**WRITTEN REQUEST:** Render every line of the rows below as a Markdown table with two columns, "No." for a running row number and "Line" for the line itself, skipping any blank lines.

* START DATA RECORDS *

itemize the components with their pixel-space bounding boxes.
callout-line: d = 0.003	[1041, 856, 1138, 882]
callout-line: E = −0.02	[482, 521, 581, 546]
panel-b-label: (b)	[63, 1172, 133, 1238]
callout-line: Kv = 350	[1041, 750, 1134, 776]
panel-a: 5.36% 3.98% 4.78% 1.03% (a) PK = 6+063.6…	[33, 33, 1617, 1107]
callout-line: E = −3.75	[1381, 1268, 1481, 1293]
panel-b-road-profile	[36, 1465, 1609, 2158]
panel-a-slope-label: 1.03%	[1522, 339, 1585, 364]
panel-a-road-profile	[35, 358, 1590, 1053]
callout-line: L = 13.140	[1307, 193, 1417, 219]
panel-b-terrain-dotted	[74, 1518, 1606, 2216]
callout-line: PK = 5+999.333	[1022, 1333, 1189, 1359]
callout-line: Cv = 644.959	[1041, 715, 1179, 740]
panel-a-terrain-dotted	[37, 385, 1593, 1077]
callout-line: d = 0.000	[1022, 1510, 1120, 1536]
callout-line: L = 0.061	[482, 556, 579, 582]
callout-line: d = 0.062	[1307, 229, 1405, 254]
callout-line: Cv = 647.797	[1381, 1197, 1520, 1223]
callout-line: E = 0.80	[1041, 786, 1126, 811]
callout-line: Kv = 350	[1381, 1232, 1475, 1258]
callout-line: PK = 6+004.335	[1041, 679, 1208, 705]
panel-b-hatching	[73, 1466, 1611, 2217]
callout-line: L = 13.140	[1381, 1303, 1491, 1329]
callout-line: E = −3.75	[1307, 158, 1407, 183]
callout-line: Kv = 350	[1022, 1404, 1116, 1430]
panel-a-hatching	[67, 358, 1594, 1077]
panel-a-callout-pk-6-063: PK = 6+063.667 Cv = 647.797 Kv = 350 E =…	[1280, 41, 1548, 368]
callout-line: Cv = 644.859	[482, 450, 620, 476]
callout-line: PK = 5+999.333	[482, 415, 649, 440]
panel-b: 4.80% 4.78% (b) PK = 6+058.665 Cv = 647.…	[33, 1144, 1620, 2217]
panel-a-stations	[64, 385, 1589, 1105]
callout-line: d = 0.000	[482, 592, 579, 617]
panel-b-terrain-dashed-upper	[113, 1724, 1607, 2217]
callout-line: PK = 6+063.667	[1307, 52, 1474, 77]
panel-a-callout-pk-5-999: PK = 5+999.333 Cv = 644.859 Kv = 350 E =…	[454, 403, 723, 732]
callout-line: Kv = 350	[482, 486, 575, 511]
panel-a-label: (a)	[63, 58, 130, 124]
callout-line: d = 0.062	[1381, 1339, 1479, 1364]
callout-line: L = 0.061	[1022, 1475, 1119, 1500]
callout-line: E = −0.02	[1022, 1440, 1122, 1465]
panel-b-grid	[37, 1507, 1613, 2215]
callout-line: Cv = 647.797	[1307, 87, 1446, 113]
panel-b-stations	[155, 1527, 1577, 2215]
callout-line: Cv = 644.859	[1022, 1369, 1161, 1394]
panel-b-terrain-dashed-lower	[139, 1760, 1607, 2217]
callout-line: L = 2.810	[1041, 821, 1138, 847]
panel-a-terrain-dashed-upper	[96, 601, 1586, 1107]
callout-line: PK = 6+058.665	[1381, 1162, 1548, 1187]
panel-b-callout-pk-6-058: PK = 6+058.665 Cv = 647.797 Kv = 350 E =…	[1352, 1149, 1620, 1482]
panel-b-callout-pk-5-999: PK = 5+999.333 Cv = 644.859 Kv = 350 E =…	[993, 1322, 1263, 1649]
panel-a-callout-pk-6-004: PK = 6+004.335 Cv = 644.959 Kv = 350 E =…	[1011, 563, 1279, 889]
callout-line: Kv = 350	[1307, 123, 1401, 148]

* END DATA RECORDS *

**ANSWER TO THIS PROBLEM:**
| No. | Line |
|---|---|
| 1 | itemize the components with their pixel-space bounding boxes. |
| 2 | callout-line: d = 0.003	[1041, 856, 1138, 882] |
| 3 | callout-line: E = −0.02	[482, 521, 581, 546] |
| 4 | panel-b-label: (b)	[63, 1172, 133, 1238] |
| 5 | callout-line: Kv = 350	[1041, 750, 1134, 776] |
| 6 | panel-a: 5.36% 3.98% 4.78% 1.03% (a) PK = 6+063.6…	[33, 33, 1617, 1107] |
| 7 | callout-line: E = −3.75	[1381, 1268, 1481, 1293] |
| 8 | panel-b-road-profile	[36, 1465, 1609, 2158] |
| 9 | panel-a-slope-label: 1.03%	[1522, 339, 1585, 364] |
| 10 | panel-a-road-profile	[35, 358, 1590, 1053] |
| 11 | callout-line: L = 13.140	[1307, 193, 1417, 219] |
| 12 | panel-b-terrain-dotted	[74, 1518, 1606, 2216] |
| 13 | callout-line: PK = 5+999.333	[1022, 1333, 1189, 1359] |
| 14 | callout-line: Cv = 644.959	[1041, 715, 1179, 740] |
| 15 | panel-a-terrain-dotted	[37, 385, 1593, 1077] |
| 16 | callout-line: d = 0.000	[1022, 1510, 1120, 1536] |
| 17 | callout-line: L = 0.061	[482, 556, 579, 582] |
| 18 | callout-line: d = 0.062	[1307, 229, 1405, 254] |
| 19 | callout-line: Cv = 647.797	[1381, 1197, 1520, 1223] |
| 20 | callout-line: E = 0.80	[1041, 786, 1126, 811] |
| 21 | callout-line: Kv = 350	[1381, 1232, 1475, 1258] |
| 22 | callout-line: PK = 6+004.335	[1041, 679, 1208, 705] |
| 23 | panel-b-hatching	[73, 1466, 1611, 2217] |
| 24 | callout-line: L = 13.140	[1381, 1303, 1491, 1329] |
| 25 | callout-line: E = −3.75	[1307, 158, 1407, 183] |
| 26 | callout-line: Kv = 350	[1022, 1404, 1116, 1430] |
| 27 | panel-a-hatching	[67, 358, 1594, 1077] |
| 28 | panel-a-callout-pk-6-063: PK = 6+063.667 Cv = 647.797 Kv = 350 E =…	[1280, 41, 1548, 368] |
| 29 | callout-line: Cv = 644.859	[482, 450, 620, 476] |
| 30 | callout-line: PK = 5+999.333	[482, 415, 649, 440] |
| 31 | panel-b: 4.80% 4.78% (b) PK = 6+058.665 Cv = 647.…	[33, 1144, 1620, 2217] |
| 32 | panel-a-stations	[64, 385, 1589, 1105] |
| 33 | callout-line: d = 0.000	[482, 592, 579, 617] |
| 34 | panel-b-terrain-dashed-upper	[113, 1724, 1607, 2217] |
| 35 | callout-line: PK = 6+063.667	[1307, 52, 1474, 77] |
| 36 | panel-a-callout-pk-5-999: PK = 5+999.333 Cv = 644.859 Kv = 350 E =…	[454, 403, 723, 732] |
| 37 | callout-line: Kv = 350	[482, 486, 575, 511] |
| 38 | panel-a-label: (a)	[63, 58, 130, 124] |
| 39 | callout-line: d = 0.062	[1381, 1339, 1479, 1364] |
| 40 | callout-line: L = 0.061	[1022, 1475, 1119, 1500] |
| 41 | callout-line: E = −0.02	[1022, 1440, 1122, 1465] |
| 42 | panel-b-grid	[37, 1507, 1613, 2215] |
| 43 | callout-line: Cv = 647.797	[1307, 87, 1446, 113] |
| 44 | panel-b-stations	[155, 1527, 1577, 2215] |
| 45 | callout-line: Cv = 644.859	[1022, 1369, 1161, 1394] |
| 46 | panel-b-terrain-dashed-lower	[139, 1760, 1607, 2217] |
| 47 | callout-line: L = 2.810	[1041, 821, 1138, 847] |
| 48 | panel-a-terrain-dashed-upper	[96, 601, 1586, 1107] |
| 49 | callout-line: PK = 6+058.665	[1381, 1162, 1548, 1187] |
| 50 | panel-b-callout-pk-6-058: PK = 6+058.665 Cv = 647.797 Kv = 350 E =…	[1352, 1149, 1620, 1482] |
| 51 | panel-b-callout-pk-5-999: PK = 5+999.333 Cv = 644.859 Kv = 350 E =…	[993, 1322, 1263, 1649] |
| 52 | panel-a-callout-pk-6-004: PK = 6+004.335 Cv = 644.959 Kv = 350 E =…	[1011, 563, 1279, 889] |
| 53 | callout-line: Kv = 350	[1307, 123, 1401, 148] |